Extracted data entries
○ ○ ○ ○ ○

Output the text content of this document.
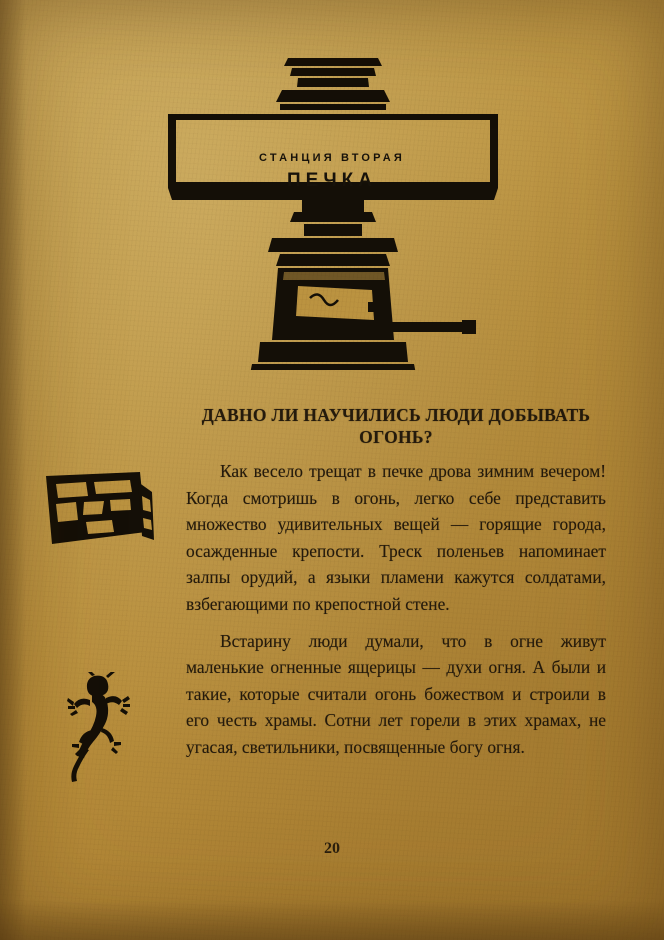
СТАНЦИЯ ВТОРАЯ
ПЕЧКА
ДАВНО ЛИ НАУЧИЛИСЬ ЛЮДИ ДОБЫВАТЬ ОГОНЬ?

Как весело трещат в печке дрова зимним вечером! Когда смотришь в огонь, легко себе представить множество удивительных вещей — горящие города, осажденные крепости. Треск поленьев напоминает залпы орудий, а языки пламени кажутся солдатами, взбегающими по крепостной стене.

Встарину люди думали, что в огне живут маленькие огненные ящерицы — духи огня. А были и такие, которые считали огонь божеством и строили в его честь храмы. Сотни лет горели в этих храмах, не угасая, светильники, посвященные богу огня.

20
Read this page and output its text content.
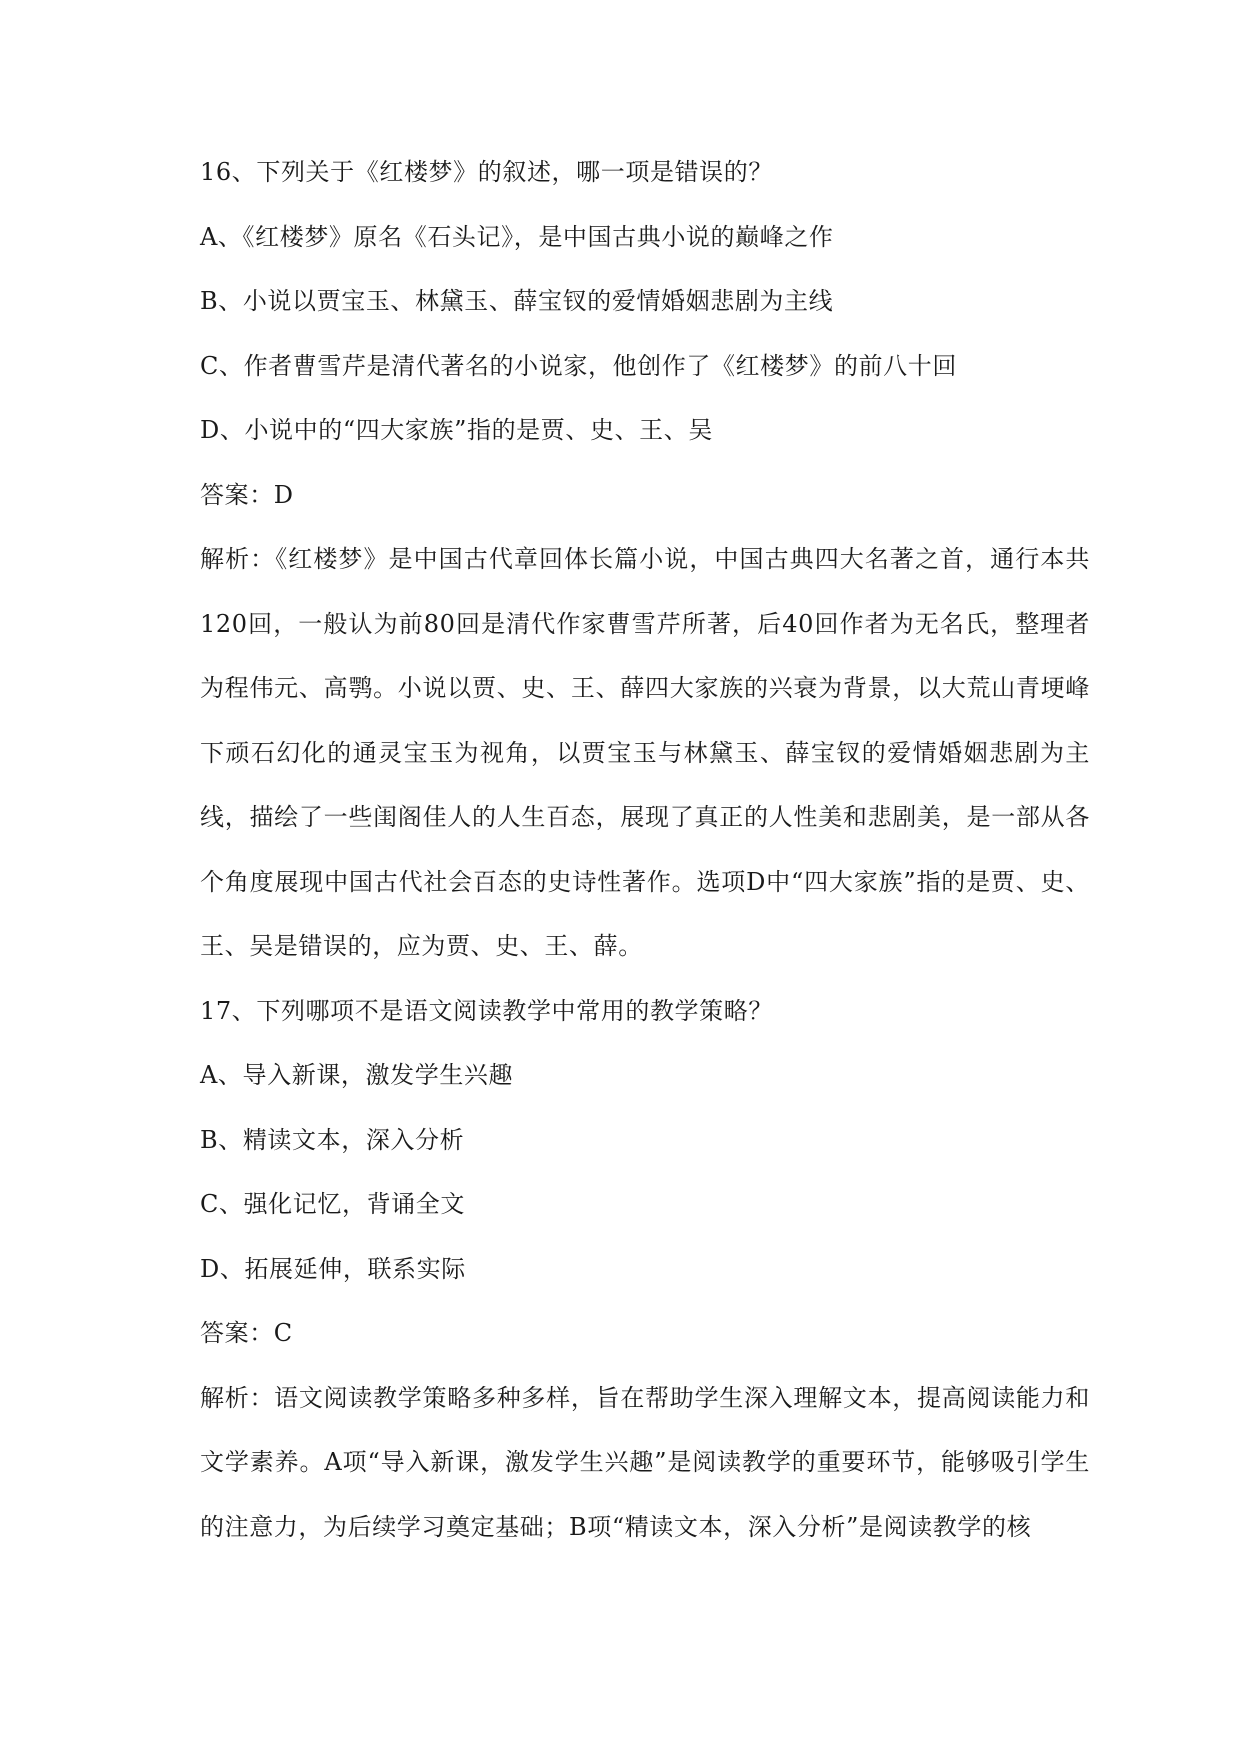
16、下列关于《红楼梦》的叙述，哪一项是错误的？
A、《红楼梦》原名《石头记》，是中国古典小说的巅峰之作
B、小说以贾宝玉、林黛玉、薛宝钗的爱情婚姻悲剧为主线
C、作者曹雪芹是清代著名的小说家，他创作了《红楼梦》的前八十回
D、小说中的“四大家族”指的是贾、史、王、吴
答案：D
解析：《红楼梦》是中国古代章回体长篇小说，中国古典四大名著之首，通行本共120回，一般认为前80回是清代作家曹雪芹所著，后40回作者为无名氏，整理者为程伟元、高鹗。小说以贾、史、王、薛四大家族的兴衰为背景，以大荒山青埂峰下顽石幻化的通灵宝玉为视角，以贾宝玉与林黛玉、薛宝钗的爱情婚姻悲剧为主线，描绘了一些闺阁佳人的人生百态，展现了真正的人性美和悲剧美，是一部从各个角度展现中国古代社会百态的史诗性著作。选项D中“四大家族”指的是贾、史、王、吴是错误的，应为贾、史、王、薛。
17、下列哪项不是语文阅读教学中常用的教学策略？
A、导入新课，激发学生兴趣
B、精读文本，深入分析
C、强化记忆，背诵全文
D、拓展延伸，联系实际
答案：C
解析：语文阅读教学策略多种多样，旨在帮助学生深入理解文本，提高阅读能力和文学素养。A项“导入新课，激发学生兴趣”是阅读教学的重要环节，能够吸引学生的注意力，为后续学习奠定基础；B项“精读文本，深入分析”是阅读教学的核
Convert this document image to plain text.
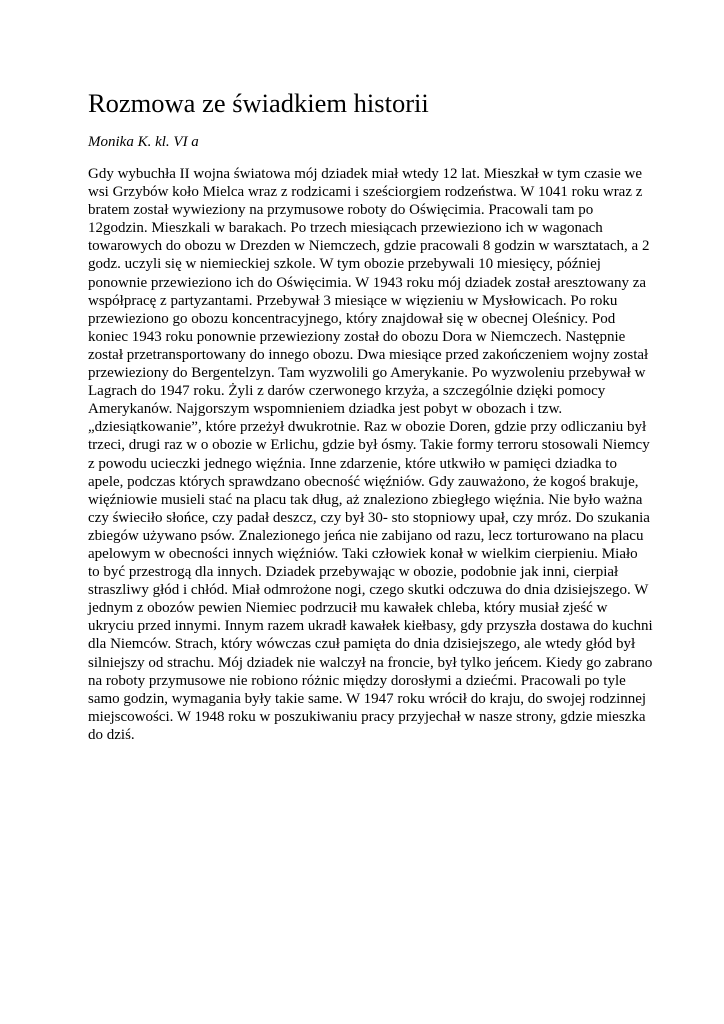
Rozmowa ze świadkiem historii

Monika K. kl. VI a

Gdy wybuchła II wojna światowa mój dziadek miał wtedy 12 lat. Mieszkał w tym czasie we
wsi Grzybów koło Mielca wraz z rodzicami i sześciorgiem rodzeństwa. W 1041 roku wraz z
bratem został wywieziony na przymusowe roboty do Oświęcimia. Pracowali tam po
12godzin. Mieszkali w barakach. Po trzech miesiącach przewieziono ich w wagonach
towarowych do obozu w Drezden w Niemczech, gdzie pracowali 8 godzin w warsztatach, a 2
godz. uczyli się w niemieckiej szkole. W tym obozie przebywali 10 miesięcy, później
ponownie przewieziono ich do Oświęcimia. W 1943 roku mój dziadek został aresztowany za
współpracę z partyzantami. Przebywał 3 miesiące w więzieniu w Mysłowicach. Po roku
przewieziono go obozu koncentracyjnego, który znajdował się w obecnej Oleśnicy. Pod
koniec 1943 roku ponownie przewieziony został do obozu Dora w Niemczech. Następnie
został przetransportowany do innego obozu. Dwa miesiące przed zakończeniem wojny został
przewieziony do Bergentelzyn. Tam wyzwolili go Amerykanie. Po wyzwoleniu przebywał w
Lagrach do 1947 roku. Żyli z darów czerwonego krzyża, a szczególnie dzięki pomocy
Amerykanów. Najgorszym wspomnieniem dziadka jest pobyt w obozach i tzw.
„dziesiątkowanie”, które przeżył dwukrotnie. Raz w obozie Doren, gdzie przy odliczaniu był
trzeci, drugi raz w o obozie w Erlichu, gdzie był ósmy. Takie formy terroru stosowali Niemcy
z powodu ucieczki jednego więźnia. Inne zdarzenie, które utkwiło w pamięci dziadka to
apele, podczas których sprawdzano obecność więźniów. Gdy zauważono, że kogoś brakuje,
więźniowie musieli stać na placu tak dług, aż znaleziono zbiegłego więźnia. Nie było ważna
czy świeciło słońce, czy padał deszcz, czy był 30- sto stopniowy upał, czy mróz. Do szukania
zbiegów używano psów. Znalezionego jeńca nie zabijano od razu, lecz torturowano na placu
apelowym w obecności innych więźniów. Taki człowiek konał w wielkim cierpieniu. Miało
to być przestrogą dla innych. Dziadek przebywając w obozie, podobnie jak inni, cierpiał
straszliwy głód i chłód. Miał odmrożone nogi, czego skutki odczuwa do dnia dzisiejszego. W
jednym z obozów pewien Niemiec podrzucił mu kawałek chleba, który musiał zjeść w
ukryciu przed innymi. Innym razem ukradł kawałek kiełbasy, gdy przyszła dostawa do kuchni
dla Niemców. Strach, który wówczas czuł pamięta do dnia dzisiejszego, ale wtedy głód był
silniejszy od strachu. Mój dziadek nie walczył na froncie, był tylko jeńcem. Kiedy go zabrano
na roboty przymusowe nie robiono różnic między dorosłymi a dziećmi. Pracowali po tyle
samo godzin, wymagania były takie same. W 1947 roku wrócił do kraju, do swojej rodzinnej
miejscowości. W 1948 roku w poszukiwaniu pracy przyjechał w nasze strony, gdzie mieszka
do dziś.
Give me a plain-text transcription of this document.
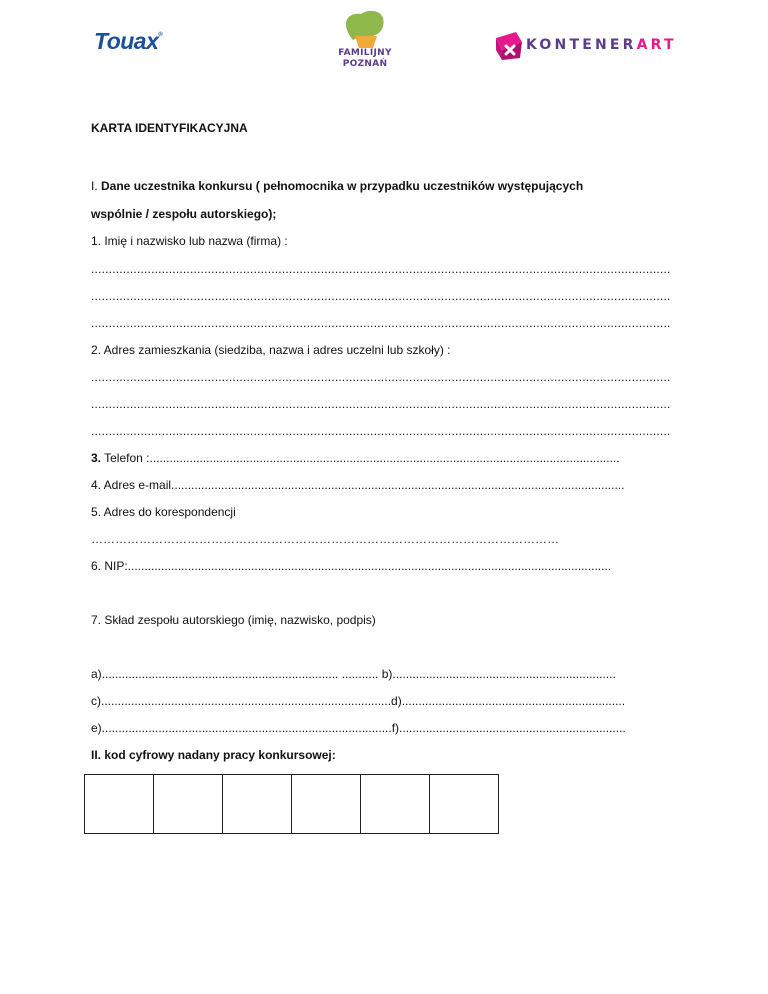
Touax®
FAMILIJNY
POZNAŃ
KONTENERART
KARTA IDENTYFIKACYJNA
I. Dane uczestnika konkursu ( pełnomocnika w przypadku uczestników występujących
wspólnie / zespołu autorskiego);
1. Imię i nazwisko lub nazwa (firma) :
....................................................................................................................................................................
....................................................................................................................................................................
....................................................................................................................................................................
2. Adres zamieszkania (siedziba, nazwa i adres uczelni lub szkoły) :
....................................................................................................................................................................
....................................................................................................................................................................
....................................................................................................................................................................
3. Telefon :.............................................................................................................................................
4. Adres e-mail........................................................................................................................................
5. Adres do korespondencji
………………………………………………………………………………………………………
6. NIP:.................................................................................................................................................
7. Skład zespołu autorskiego (imię, nazwisko, podpis)
a)....................................................................... ........... b)...................................................................
c).......................................................................................d)...................................................................
e).......................................................................................f)....................................................................
II. kod cyfrowy nadany pracy konkursowej:
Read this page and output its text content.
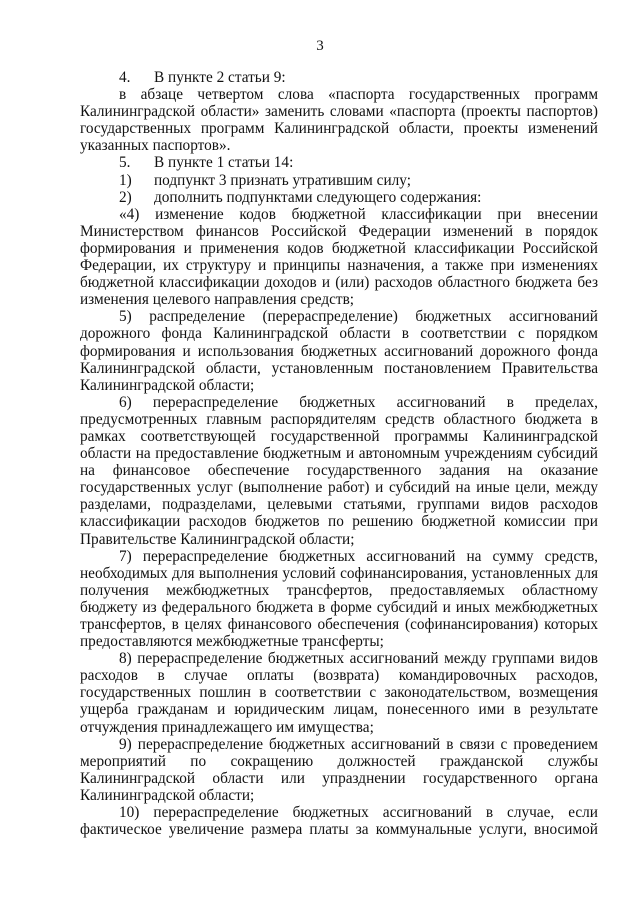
3
4.	В пункте 2 статьи 9:

в абзаце четвертом слова «паспорта государственных программ Калининградской области» заменить словами «паспорта (проекты паспортов) государственных программ Калининградской области, проекты изменений указанных паспортов».

5.	В пункте 1 статьи 14:
1)	подпункт 3 признать утратившим силу;
2)	дополнить подпунктами следующего содержания:

«4) изменение кодов бюджетной классификации при внесении Министерством финансов Российской Федерации изменений в порядок формирования и применения кодов бюджетной классификации Российской Федерации, их структуру и принципы назначения, а также при изменениях бюджетной классификации доходов и (или) расходов областного бюджета без изменения целевого направления средств;

5) распределение (перераспределение) бюджетных ассигнований дорожного фонда Калининградской области в соответствии с порядком формирования и использования бюджетных ассигнований дорожного фонда Калининградской области, установленным постановлением Правительства Калининградской области;

6) перераспределение бюджетных ассигнований в пределах, предусмотренных главным распорядителям средств областного бюджета в рамках соответствующей государственной программы Калининградской области на предоставление бюджетным и автономным учреждениям субсидий на финансовое обеспечение государственного задания на оказание государственных услуг (выполнение работ) и субсидий на иные цели, между разделами, подразделами, целевыми статьями, группами видов расходов классификации расходов бюджетов по решению бюджетной комиссии при Правительстве Калининградской области;

7) перераспределение бюджетных ассигнований на сумму средств, необходимых для выполнения условий софинансирования, установленных для получения межбюджетных трансфертов, предоставляемых областному бюджету из федерального бюджета в форме субсидий и иных межбюджетных трансфертов, в целях финансового обеспечения (софинансирования) которых предоставляются межбюджетные трансферты;

8) перераспределение бюджетных ассигнований между группами видов расходов в случае оплаты (возврата) командировочных расходов, государственных пошлин в соответствии с законодательством, возмещения ущерба гражданам и юридическим лицам, понесенного ими в результате отчуждения принадлежащего им имущества;

9) перераспределение бюджетных ассигнований в связи с проведением мероприятий по сокращению должностей гражданской службы Калининградской области или упразднении государственного органа Калининградской области;

10) перераспределение бюджетных ассигнований в случае, если фактическое увеличение размера платы за коммунальные услуги, вносимой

○ ○ ○ ○ ○

What the exercise asks = Copy each line above where the string "roku" occurs.

Response =
wsi Grzybów koło Mielca wraz z rodzicami i sześciorgiem rodzeństwa. W 1041 roku wraz z
ponownie przewieziono ich do Oświęcimia. W 1943 roku mój dziadek został aresztowany za
współpracę z partyzantami. Przebywał 3 miesiące w więzieniu w Mysłowicach. Po roku
koniec 1943 roku ponownie przewieziony został do obozu Dora w Niemczech. Następnie
Lagrach do 1947 roku. Żyli z darów czerwonego krzyża, a szczególnie dzięki pomocy
samo godzin, wymagania były takie same. W 1947 roku wrócił do kraju, do swojej rodzinnej
miejscowości. W 1948 roku w poszukiwaniu pracy przyjechał w nasze strony, gdzie mieszka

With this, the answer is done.